[Start Material provided]

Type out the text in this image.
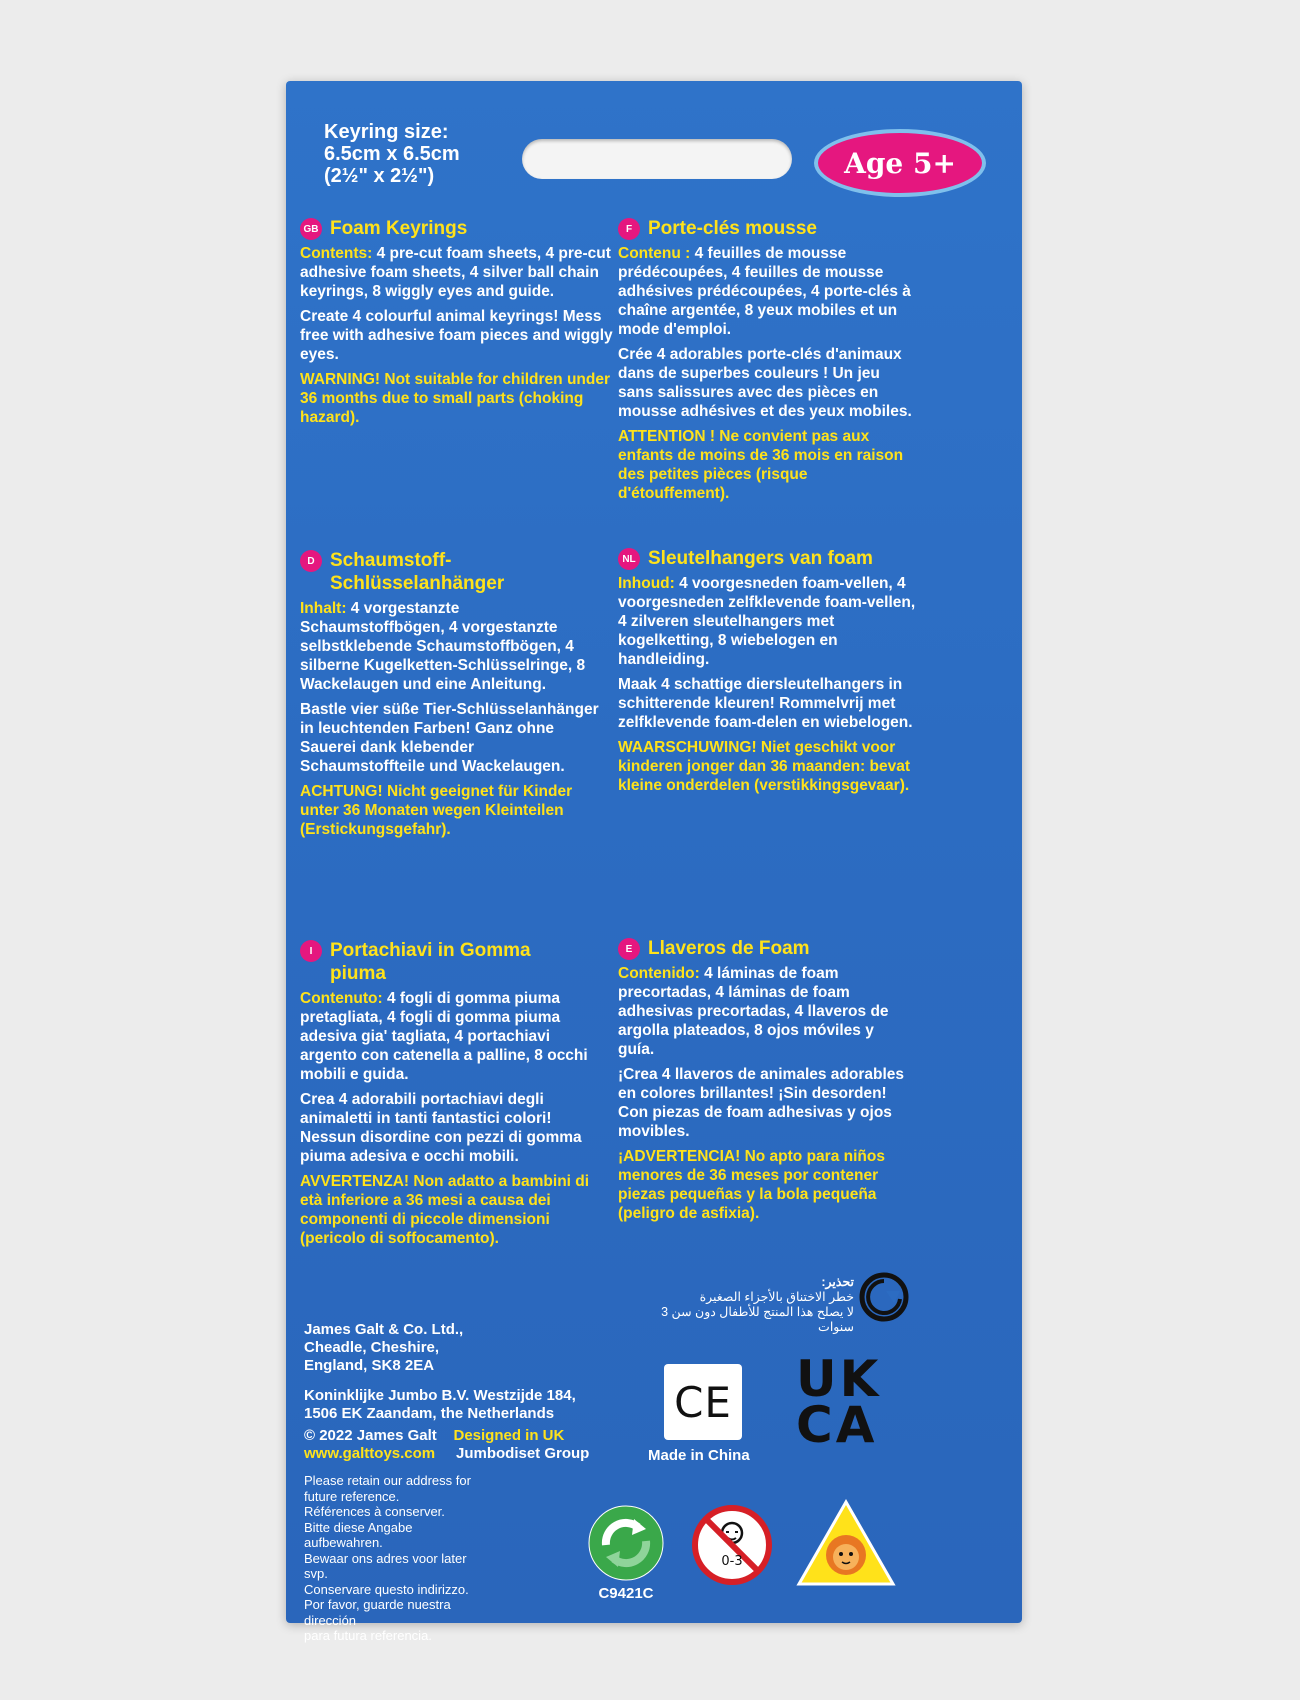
Keyring size:
6.5cm x 6.5cm
(2½" x 2½")	Age 5+
GB Foam Keyrings

Contents: 4 pre-cut foam sheets, 4 pre-cut adhesive foam sheets, 4 silver ball chain keyrings, 8 wiggly eyes and guide.

Create 4 colourful animal keyrings! Mess free with adhesive foam pieces and wiggly eyes.

WARNING! Not suitable for children under 36 months due to small parts (choking hazard).

F Porte-clés mousse

Contenu : 4 feuilles de mousse prédécoupées, 4 feuilles de mousse adhésives prédécoupées, 4 porte-clés à chaîne argentée, 8 yeux mobiles et un mode d'emploi.

Crée 4 adorables porte-clés d'animaux dans de superbes couleurs ! Un jeu sans salissures avec des pièces en mousse adhésives et des yeux mobiles.

ATTENTION ! Ne convient pas aux enfants de moins de 36 mois en raison des petites pièces (risque d'étouffement).

D Schaumstoff-Schlüsselanhänger

Inhalt: 4 vorgestanzte Schaumstoffbögen, 4 vorgestanzte selbstklebende Schaumstoffbögen, 4 silberne Kugelketten-Schlüsselringe, 8 Wackelaugen und eine Anleitung.

Bastle vier süße Tier-Schlüsselanhänger in leuchtenden Farben! Ganz ohne Sauerei dank klebender Schaumstoffteile und Wackelaugen.

ACHTUNG! Nicht geeignet für Kinder unter 36 Monaten wegen Kleinteilen (Erstickungsgefahr).

NL Sleutelhangers van foam

Inhoud: 4 voorgesneden foam-vellen, 4 voorgesneden zelfklevende foam-vellen, 4 zilveren sleutelhangers met kogelketting, 8 wiebelogen en handleiding.

Maak 4 schattige diersleutelhangers in schitterende kleuren! Rommelvrij met zelfklevende foam-delen en wiebelogen.

WAARSCHUWING! Niet geschikt voor kinderen jonger dan 36 maanden: bevat kleine onderdelen (verstikkingsgevaar).

I Portachiavi in Gomma piuma

Contenuto: 4 fogli di gomma piuma pretagliata, 4 fogli di gomma piuma adesiva gia' tagliata, 4 portachiavi argento con catenella a palline, 8 occhi mobili e guida.

Crea 4 adorabili portachiavi degli animaletti in tanti fantastici colori! Nessun disordine con pezzi di gomma piuma adesiva e occhi mobili.

AVVERTENZA! Non adatto a bambini di età inferiore a 36 mesi a causa dei componenti di piccole dimensioni (pericolo di soffocamento).

E Llaveros de Foam

Contenido: 4 láminas de foam precortadas, 4 láminas de foam adhesivas precortadas, 4 llaveros de argolla plateados, 8 ojos móviles y guía.

¡Crea 4 llaveros de animales adorables en colores brillantes! ¡Sin desorden! Con piezas de foam adhesivas y ojos movibles.

¡ADVERTENCIA! No apto para niños menores de 36 meses por contener piezas pequeñas y la bola pequeña (peligro de asfixia).

تحذير:
خطر الاختناق بالأجزاء الصغيرة
لا يصلح هذا المنتج للأطفال دون سن 3 سنوات

James Galt & Co. Ltd.,
Cheadle, Cheshire,
England, SK8 2EA

Koninklijke Jumbo B.V. Westzijde 184,
1506 EK Zaandam, the Netherlands

© 2022 James Galt Designed in UK
www.galttoys.com Jumbodiset Group
Please retain our address for future reference.
Références à conserver.
Bitte diese Angabe aufbewahren.
Bewaar ons adres voor later svp.
Conservare questo indirizzo.
Por favor, guarde nuestra dirección
para futura referencia.
CE
Made in China
UK
CA
C9421C
0-3
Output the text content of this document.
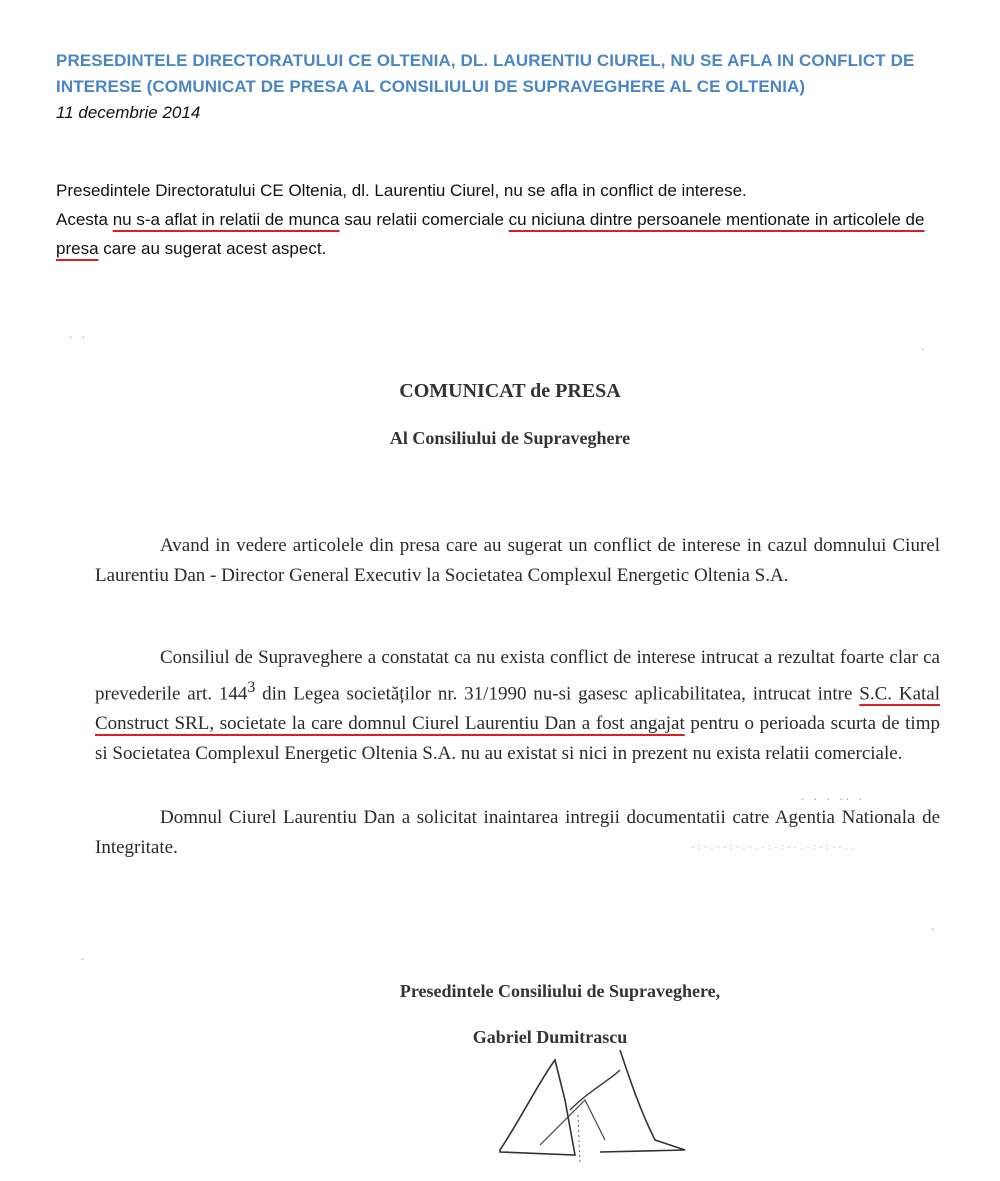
PRESEDINTELE DIRECTORATULUI CE OLTENIA, DL. LAURENTIU CIUREL, NU SE AFLA IN CONFLICT DE INTERESE (COMUNICAT DE PRESA AL CONSILIULUI DE SUPRAVEGHERE AL CE OLTENIA)

11 decembrie 2014

Presedintele Directoratului CE Oltenia, dl. Laurentiu Ciurel, nu se afla in conflict de interese.

Acesta nu s-a aflat in relatii de munca sau relatii comerciale cu niciuna dintre persoanele mentionate in articolele de presa care au sugerat acest aspect.

COMUNICAT de PRESA
Al Consiliului de Supraveghere

Avand in vedere articolele din presa care au sugerat un conflict de interese in cazul domnului Ciurel Laurentiu Dan - Director General Executiv la Societatea Complexul Energetic Oltenia S.A.

Consiliul de Supraveghere a constatat ca nu exista conflict de interese intrucat a rezultat foarte clar ca prevederile art. $144^3$ din Legea societăților nr. 31/1990 nu-si gasesc aplicabilitatea, intrucat intre S.C. Katal Construct SRL, societate la care domnul Ciurel Laurentiu Dan a fost angajat pentru o perioada scurta de timp si Societatea Complexul Energetic Oltenia S.A. nu au existat si nici in prezent nu exista relatii comerciale.

Domnul Ciurel Laurentiu Dan a solicitat inaintarea intregii documentatii catre Agentia Nationala de Integritate.

Presedintele Consiliului de Supraveghere,
Gabriel Dumitrascu
· ·
·
· · · ·· ·
·:·.··:·.·.·:·:··.·:·:··..
·
·
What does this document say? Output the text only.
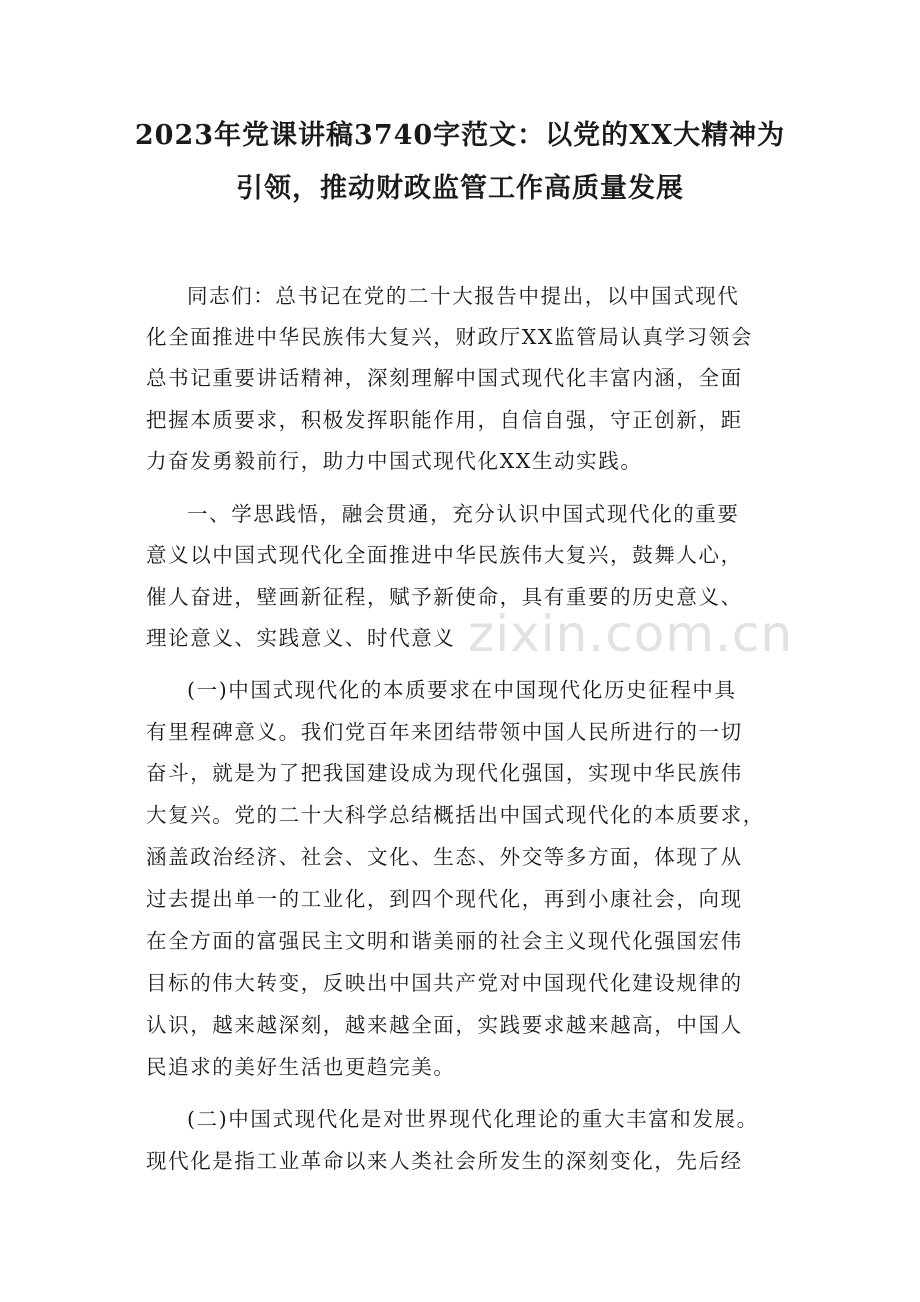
2023年党课讲稿3740字范文：以党的XX大精神为
引领，推动财政监管工作高质量发展
同志们：总书记在党的二十大报告中提出，以中国式现代
化全面推进中华民族伟大复兴，财政厅XX监管局认真学习领会
总书记重要讲话精神，深刻理解中国式现代化丰富内涵，全面
把握本质要求，积极发挥职能作用，自信自强，守正创新，距
力奋发勇毅前行，助力中国式现代化XX生动实践。
一、学思践悟，融会贯通，充分认识中国式现代化的重要
意义以中国式现代化全面推进中华民族伟大复兴，鼓舞人心，
催人奋进，壁画新征程，赋予新使命，具有重要的历史意义、
理论意义、实践意义、时代意义
(一)中国式现代化的本质要求在中国现代化历史征程中具
有里程碑意义。我们党百年来团结带领中国人民所进行的一切
奋斗，就是为了把我国建设成为现代化强国，实现中华民族伟
大复兴。党的二十大科学总结概括出中国式现代化的本质要求，
涵盖政治经济、社会、文化、生态、外交等多方面，体现了从
过去提出单一的工业化，到四个现代化，再到小康社会，向现
在全方面的富强民主文明和谐美丽的社会主义现代化强国宏伟
目标的伟大转变，反映出中国共产党对中国现代化建设规律的
认识，越来越深刻，越来越全面，实践要求越来越高，中国人
民追求的美好生活也更趋完美。
(二)中国式现代化是对世界现代化理论的重大丰富和发展。
现代化是指工业革命以来人类社会所发生的深刻变化，先后经
zixin.com.cn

[End Material provided]

Your task is to report how many lines of the material include the string "this". Give the number and no other words.

◆ **Problem solution**:
3